__TO BE DONE__: Return the listing word for word, as given.

__INPUT ROWS__:

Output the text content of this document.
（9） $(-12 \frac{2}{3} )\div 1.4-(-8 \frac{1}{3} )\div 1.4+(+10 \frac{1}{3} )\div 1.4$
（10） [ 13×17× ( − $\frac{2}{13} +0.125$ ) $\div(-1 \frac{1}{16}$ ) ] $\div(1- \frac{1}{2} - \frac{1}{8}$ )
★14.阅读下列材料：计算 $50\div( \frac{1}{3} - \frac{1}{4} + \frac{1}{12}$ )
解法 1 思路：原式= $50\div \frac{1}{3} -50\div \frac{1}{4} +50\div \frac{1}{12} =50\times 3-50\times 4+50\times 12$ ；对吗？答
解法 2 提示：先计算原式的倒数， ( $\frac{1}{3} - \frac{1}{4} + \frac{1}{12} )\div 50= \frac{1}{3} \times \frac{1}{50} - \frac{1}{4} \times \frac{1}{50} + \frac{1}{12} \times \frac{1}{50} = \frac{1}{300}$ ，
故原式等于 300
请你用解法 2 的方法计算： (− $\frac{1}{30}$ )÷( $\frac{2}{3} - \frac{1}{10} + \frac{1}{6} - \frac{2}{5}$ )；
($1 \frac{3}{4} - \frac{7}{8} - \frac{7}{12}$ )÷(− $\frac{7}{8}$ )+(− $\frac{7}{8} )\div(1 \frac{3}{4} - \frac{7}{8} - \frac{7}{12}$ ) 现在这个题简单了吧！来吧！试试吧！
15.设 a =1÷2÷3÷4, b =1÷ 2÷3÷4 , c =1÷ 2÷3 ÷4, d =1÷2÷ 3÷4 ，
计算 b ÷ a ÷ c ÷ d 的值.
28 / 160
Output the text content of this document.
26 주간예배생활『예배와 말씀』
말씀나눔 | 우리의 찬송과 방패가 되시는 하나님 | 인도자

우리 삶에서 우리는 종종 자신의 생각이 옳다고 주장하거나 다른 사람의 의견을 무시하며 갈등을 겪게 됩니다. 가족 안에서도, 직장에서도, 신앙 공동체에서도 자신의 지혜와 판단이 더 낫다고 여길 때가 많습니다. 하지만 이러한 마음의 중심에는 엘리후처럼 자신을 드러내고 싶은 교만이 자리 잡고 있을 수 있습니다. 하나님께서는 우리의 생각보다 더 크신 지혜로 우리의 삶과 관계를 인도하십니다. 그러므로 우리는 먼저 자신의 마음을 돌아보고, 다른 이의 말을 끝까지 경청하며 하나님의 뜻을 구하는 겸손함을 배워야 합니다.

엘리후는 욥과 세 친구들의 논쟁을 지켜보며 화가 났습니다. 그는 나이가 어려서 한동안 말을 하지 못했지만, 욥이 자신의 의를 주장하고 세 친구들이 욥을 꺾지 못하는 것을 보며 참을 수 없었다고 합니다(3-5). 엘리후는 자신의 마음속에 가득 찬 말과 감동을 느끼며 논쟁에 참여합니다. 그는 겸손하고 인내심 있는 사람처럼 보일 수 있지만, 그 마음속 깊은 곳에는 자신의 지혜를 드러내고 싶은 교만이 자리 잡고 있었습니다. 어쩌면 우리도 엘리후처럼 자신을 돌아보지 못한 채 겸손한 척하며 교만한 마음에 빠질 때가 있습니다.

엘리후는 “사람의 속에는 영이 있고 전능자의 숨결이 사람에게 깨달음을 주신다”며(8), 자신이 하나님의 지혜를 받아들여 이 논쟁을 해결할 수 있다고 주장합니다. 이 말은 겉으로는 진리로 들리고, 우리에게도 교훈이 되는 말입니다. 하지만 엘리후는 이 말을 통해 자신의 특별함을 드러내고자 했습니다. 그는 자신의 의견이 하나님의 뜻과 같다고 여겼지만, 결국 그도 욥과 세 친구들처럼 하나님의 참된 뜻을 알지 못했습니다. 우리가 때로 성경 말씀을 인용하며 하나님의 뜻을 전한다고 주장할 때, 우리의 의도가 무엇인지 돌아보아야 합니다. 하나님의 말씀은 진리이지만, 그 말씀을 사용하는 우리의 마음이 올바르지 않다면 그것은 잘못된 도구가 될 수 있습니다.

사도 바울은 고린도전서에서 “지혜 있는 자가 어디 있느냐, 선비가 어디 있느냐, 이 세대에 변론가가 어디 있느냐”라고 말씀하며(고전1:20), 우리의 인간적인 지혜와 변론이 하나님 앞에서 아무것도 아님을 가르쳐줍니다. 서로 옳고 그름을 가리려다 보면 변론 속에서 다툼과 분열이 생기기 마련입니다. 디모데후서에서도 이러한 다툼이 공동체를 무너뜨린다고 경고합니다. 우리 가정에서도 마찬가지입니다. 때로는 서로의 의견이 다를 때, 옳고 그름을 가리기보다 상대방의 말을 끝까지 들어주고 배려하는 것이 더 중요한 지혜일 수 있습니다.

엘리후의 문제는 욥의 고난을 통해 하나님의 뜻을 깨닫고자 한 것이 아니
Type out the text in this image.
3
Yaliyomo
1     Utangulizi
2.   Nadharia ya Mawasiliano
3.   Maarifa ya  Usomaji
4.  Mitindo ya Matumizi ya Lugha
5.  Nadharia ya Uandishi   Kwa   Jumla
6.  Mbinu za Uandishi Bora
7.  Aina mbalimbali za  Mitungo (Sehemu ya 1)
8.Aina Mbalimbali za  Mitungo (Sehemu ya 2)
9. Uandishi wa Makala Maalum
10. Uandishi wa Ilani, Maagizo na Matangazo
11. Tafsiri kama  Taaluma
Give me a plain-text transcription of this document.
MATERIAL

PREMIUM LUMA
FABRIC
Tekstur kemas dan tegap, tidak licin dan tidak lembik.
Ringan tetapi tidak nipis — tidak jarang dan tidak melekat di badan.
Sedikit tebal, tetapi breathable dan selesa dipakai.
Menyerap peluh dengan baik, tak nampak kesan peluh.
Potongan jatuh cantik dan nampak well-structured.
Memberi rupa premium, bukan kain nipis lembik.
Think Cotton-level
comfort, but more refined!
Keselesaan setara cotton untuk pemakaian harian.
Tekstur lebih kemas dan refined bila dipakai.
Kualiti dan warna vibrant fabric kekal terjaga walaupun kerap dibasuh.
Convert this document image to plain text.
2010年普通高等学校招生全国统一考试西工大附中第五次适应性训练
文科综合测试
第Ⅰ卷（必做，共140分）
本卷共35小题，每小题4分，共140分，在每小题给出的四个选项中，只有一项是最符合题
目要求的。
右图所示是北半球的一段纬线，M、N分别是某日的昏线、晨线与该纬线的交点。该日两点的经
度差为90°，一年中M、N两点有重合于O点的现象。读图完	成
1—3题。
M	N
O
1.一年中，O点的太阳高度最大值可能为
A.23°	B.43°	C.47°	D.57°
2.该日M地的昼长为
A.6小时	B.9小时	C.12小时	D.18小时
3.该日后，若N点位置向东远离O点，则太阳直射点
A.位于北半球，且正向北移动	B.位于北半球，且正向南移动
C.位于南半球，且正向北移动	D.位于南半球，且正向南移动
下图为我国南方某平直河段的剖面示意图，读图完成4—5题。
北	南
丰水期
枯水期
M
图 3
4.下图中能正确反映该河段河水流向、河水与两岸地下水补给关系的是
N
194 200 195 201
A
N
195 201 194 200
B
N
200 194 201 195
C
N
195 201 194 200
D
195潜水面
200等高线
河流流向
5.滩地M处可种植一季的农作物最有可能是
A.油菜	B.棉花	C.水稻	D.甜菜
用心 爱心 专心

__RESPONSE TO THIS TASK__:
Output the text content of this document.
（9） $(-12 \frac{2}{3} )\div 1.4-(-8 \frac{1}{3} )\div 1.4+(+10 \frac{1}{3} )\div 1.4$
（10） [ 13×17× ( − $\frac{2}{13} +0.125$ ) $\div(-1 \frac{1}{16}$ ) ] $\div(1- \frac{1}{2} - \frac{1}{8}$ )
★14.阅读下列材料：计算 $50\div( \frac{1}{3} - \frac{1}{4} + \frac{1}{12}$ )
解法 1 思路：原式= $50\div \frac{1}{3} -50\div \frac{1}{4} +50\div \frac{1}{12} =50\times 3-50\times 4+50\times 12$ ；对吗？答
解法 2 提示：先计算原式的倒数， ( $\frac{1}{3} - \frac{1}{4} + \frac{1}{12} )\div 50= \frac{1}{3} \times \frac{1}{50} - \frac{1}{4} \times \frac{1}{50} + \frac{1}{12} \times \frac{1}{50} = \frac{1}{300}$ ，
故原式等于 300
请你用解法 2 的方法计算： (− $\frac{1}{30}$ )÷( $\frac{2}{3} - \frac{1}{10} + \frac{1}{6} - \frac{2}{5}$ )；
($1 \frac{3}{4} - \frac{7}{8} - \frac{7}{12}$ )÷(− $\frac{7}{8}$ )+(− $\frac{7}{8} )\div(1 \frac{3}{4} - \frac{7}{8} - \frac{7}{12}$ ) 现在这个题简单了吧！来吧！试试吧！
15.设 a =1÷2÷3÷4, b =1÷ 2÷3÷4 , c =1÷ 2÷3 ÷4, d =1÷2÷ 3÷4 ，
计算 b ÷ a ÷ c ÷ d 的值.
28 / 160
Output the text content of this document.
26 주간예배생활『예배와 말씀』
말씀나눔 | 우리의 찬송과 방패가 되시는 하나님 | 인도자

우리 삶에서 우리는 종종 자신의 생각이 옳다고 주장하거나 다른 사람의 의견을 무시하며 갈등을 겪게 됩니다. 가족 안에서도, 직장에서도, 신앙 공동체에서도 자신의 지혜와 판단이 더 낫다고 여길 때가 많습니다. 하지만 이러한 마음의 중심에는 엘리후처럼 자신을 드러내고 싶은 교만이 자리 잡고 있을 수 있습니다. 하나님께서는 우리의 생각보다 더 크신 지혜로 우리의 삶과 관계를 인도하십니다. 그러므로 우리는 먼저 자신의 마음을 돌아보고, 다른 이의 말을 끝까지 경청하며 하나님의 뜻을 구하는 겸손함을 배워야 합니다.

엘리후는 욥과 세 친구들의 논쟁을 지켜보며 화가 났습니다. 그는 나이가 어려서 한동안 말을 하지 못했지만, 욥이 자신의 의를 주장하고 세 친구들이 욥을 꺾지 못하는 것을 보며 참을 수 없었다고 합니다(3-5). 엘리후는 자신의 마음속에 가득 찬 말과 감동을 느끼며 논쟁에 참여합니다. 그는 겸손하고 인내심 있는 사람처럼 보일 수 있지만, 그 마음속 깊은 곳에는 자신의 지혜를 드러내고 싶은 교만이 자리 잡고 있었습니다. 어쩌면 우리도 엘리후처럼 자신을 돌아보지 못한 채 겸손한 척하며 교만한 마음에 빠질 때가 있습니다.

엘리후는 “사람의 속에는 영이 있고 전능자의 숨결이 사람에게 깨달음을 주신다”며(8), 자신이 하나님의 지혜를 받아들여 이 논쟁을 해결할 수 있다고 주장합니다. 이 말은 겉으로는 진리로 들리고, 우리에게도 교훈이 되는 말입니다. 하지만 엘리후는 이 말을 통해 자신의 특별함을 드러내고자 했습니다. 그는 자신의 의견이 하나님의 뜻과 같다고 여겼지만, 결국 그도 욥과 세 친구들처럼 하나님의 참된 뜻을 알지 못했습니다. 우리가 때로 성경 말씀을 인용하며 하나님의 뜻을 전한다고 주장할 때, 우리의 의도가 무엇인지 돌아보아야 합니다. 하나님의 말씀은 진리이지만, 그 말씀을 사용하는 우리의 마음이 올바르지 않다면 그것은 잘못된 도구가 될 수 있습니다.

사도 바울은 고린도전서에서 “지혜 있는 자가 어디 있느냐, 선비가 어디 있느냐, 이 세대에 변론가가 어디 있느냐”라고 말씀하며(고전1:20), 우리의 인간적인 지혜와 변론이 하나님 앞에서 아무것도 아님을 가르쳐줍니다. 서로 옳고 그름을 가리려다 보면 변론 속에서 다툼과 분열이 생기기 마련입니다. 디모데후서에서도 이러한 다툼이 공동체를 무너뜨린다고 경고합니다. 우리 가정에서도 마찬가지입니다. 때로는 서로의 의견이 다를 때, 옳고 그름을 가리기보다 상대방의 말을 끝까지 들어주고 배려하는 것이 더 중요한 지혜일 수 있습니다.

엘리후의 문제는 욥의 고난을 통해 하나님의 뜻을 깨닫고자 한 것이 아니
Type out the text in this image.
3
Yaliyomo
1     Utangulizi
2.   Nadharia ya Mawasiliano
3.   Maarifa ya  Usomaji
4.  Mitindo ya Matumizi ya Lugha
5.  Nadharia ya Uandishi   Kwa   Jumla
6.  Mbinu za Uandishi Bora
7.  Aina mbalimbali za  Mitungo (Sehemu ya 1)
8.Aina Mbalimbali za  Mitungo (Sehemu ya 2)
9. Uandishi wa Makala Maalum
10. Uandishi wa Ilani, Maagizo na Matangazo
11. Tafsiri kama  Taaluma
Give me a plain-text transcription of this document.
MATERIAL

PREMIUM LUMA
FABRIC
Tekstur kemas dan tegap, tidak licin dan tidak lembik.
Ringan tetapi tidak nipis — tidak jarang dan tidak melekat di badan.
Sedikit tebal, tetapi breathable dan selesa dipakai.
Menyerap peluh dengan baik, tak nampak kesan peluh.
Potongan jatuh cantik dan nampak well-structured.
Memberi rupa premium, bukan kain nipis lembik.
Think Cotton-level
comfort, but more refined!
Keselesaan setara cotton untuk pemakaian harian.
Tekstur lebih kemas dan refined bila dipakai.
Kualiti dan warna vibrant fabric kekal terjaga walaupun kerap dibasuh.
Convert this document image to plain text.
2010年普通高等学校招生全国统一考试西工大附中第五次适应性训练
文科综合测试
第Ⅰ卷（必做，共140分）
本卷共35小题，每小题4分，共140分，在每小题给出的四个选项中，只有一项是最符合题
目要求的。
右图所示是北半球的一段纬线，M、N分别是某日的昏线、晨线与该纬线的交点。该日两点的经
度差为90°，一年中M、N两点有重合于O点的现象。读图完	成
1—3题。
M	N
O
1.一年中，O点的太阳高度最大值可能为
A.23°	B.43°	C.47°	D.57°
2.该日M地的昼长为
A.6小时	B.9小时	C.12小时	D.18小时
3.该日后，若N点位置向东远离O点，则太阳直射点
A.位于北半球，且正向北移动	B.位于北半球，且正向南移动
C.位于南半球，且正向北移动	D.位于南半球，且正向南移动
下图为我国南方某平直河段的剖面示意图，读图完成4—5题。
北	南
丰水期
枯水期
M
图 3
4.下图中能正确反映该河段河水流向、河水与两岸地下水补给关系的是
N
194 200 195 201
A
N
195 201 194 200
B
N
200 194 201 195
C
N
195 201 194 200
D
195潜水面
200等高线
河流流向
5.滩地M处可种植一季的农作物最有可能是
A.油菜	B.棉花	C.水稻	D.甜菜
用心 爱心 专心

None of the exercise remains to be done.